◆ **Goal**
Exact copies are required of the lines from the line containing "What text is on this page?" through the final line of the listing, both included, and of no other lines.

◆ **Data in this exercise**
»»

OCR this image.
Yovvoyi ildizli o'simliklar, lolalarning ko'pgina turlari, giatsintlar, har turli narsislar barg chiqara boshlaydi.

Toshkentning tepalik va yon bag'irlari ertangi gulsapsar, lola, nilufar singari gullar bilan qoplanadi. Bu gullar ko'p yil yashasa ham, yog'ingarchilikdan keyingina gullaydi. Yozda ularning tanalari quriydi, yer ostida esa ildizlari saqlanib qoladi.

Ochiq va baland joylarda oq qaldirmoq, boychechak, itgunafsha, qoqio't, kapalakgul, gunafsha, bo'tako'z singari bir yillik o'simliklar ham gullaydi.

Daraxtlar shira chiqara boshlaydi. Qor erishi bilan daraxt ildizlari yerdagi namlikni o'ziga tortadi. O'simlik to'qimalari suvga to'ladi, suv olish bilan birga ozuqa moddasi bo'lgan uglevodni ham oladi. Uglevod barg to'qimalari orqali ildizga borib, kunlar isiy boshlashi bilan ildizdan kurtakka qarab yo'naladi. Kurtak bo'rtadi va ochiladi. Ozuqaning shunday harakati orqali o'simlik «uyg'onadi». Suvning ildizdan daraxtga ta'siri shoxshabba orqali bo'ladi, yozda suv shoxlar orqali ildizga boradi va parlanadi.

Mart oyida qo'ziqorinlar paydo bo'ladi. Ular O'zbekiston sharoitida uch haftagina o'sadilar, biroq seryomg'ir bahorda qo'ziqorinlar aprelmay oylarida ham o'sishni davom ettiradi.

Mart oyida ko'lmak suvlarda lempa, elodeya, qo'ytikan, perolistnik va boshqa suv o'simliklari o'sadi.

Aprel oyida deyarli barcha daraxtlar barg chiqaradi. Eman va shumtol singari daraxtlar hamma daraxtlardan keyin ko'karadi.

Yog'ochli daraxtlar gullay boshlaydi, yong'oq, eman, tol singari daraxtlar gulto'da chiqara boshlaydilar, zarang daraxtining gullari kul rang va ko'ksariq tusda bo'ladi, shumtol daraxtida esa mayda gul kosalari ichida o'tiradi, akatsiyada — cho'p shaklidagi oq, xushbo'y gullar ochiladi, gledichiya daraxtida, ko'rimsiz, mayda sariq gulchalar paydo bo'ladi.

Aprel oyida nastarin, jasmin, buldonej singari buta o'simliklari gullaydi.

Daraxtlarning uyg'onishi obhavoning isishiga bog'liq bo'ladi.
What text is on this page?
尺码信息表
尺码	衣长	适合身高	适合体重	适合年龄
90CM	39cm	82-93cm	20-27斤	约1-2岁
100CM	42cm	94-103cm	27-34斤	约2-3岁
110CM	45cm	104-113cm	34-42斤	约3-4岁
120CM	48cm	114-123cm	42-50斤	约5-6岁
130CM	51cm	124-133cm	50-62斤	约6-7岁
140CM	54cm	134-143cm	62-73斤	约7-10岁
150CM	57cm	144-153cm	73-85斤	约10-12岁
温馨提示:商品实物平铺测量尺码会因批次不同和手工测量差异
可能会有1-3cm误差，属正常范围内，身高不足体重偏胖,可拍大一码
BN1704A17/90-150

««

◆ **Exercise solution**
What text is on this page?
尺码信息表
尺码	衣长	适合身高	适合体重	适合年龄
90CM	39cm	82-93cm	20-27斤	约1-2岁
100CM	42cm	94-103cm	27-34斤	约2-3岁
110CM	45cm	104-113cm	34-42斤	约3-4岁
120CM	48cm	114-123cm	42-50斤	约5-6岁
130CM	51cm	124-133cm	50-62斤	约6-7岁
140CM	54cm	134-143cm	62-73斤	约7-10岁
150CM	57cm	144-153cm	73-85斤	约10-12岁
温馨提示:商品实物平铺测量尺码会因批次不同和手工测量差异
可能会有1-3cm误差，属正常范围内，身高不足体重偏胖,可拍大一码
BN1704A17/90-150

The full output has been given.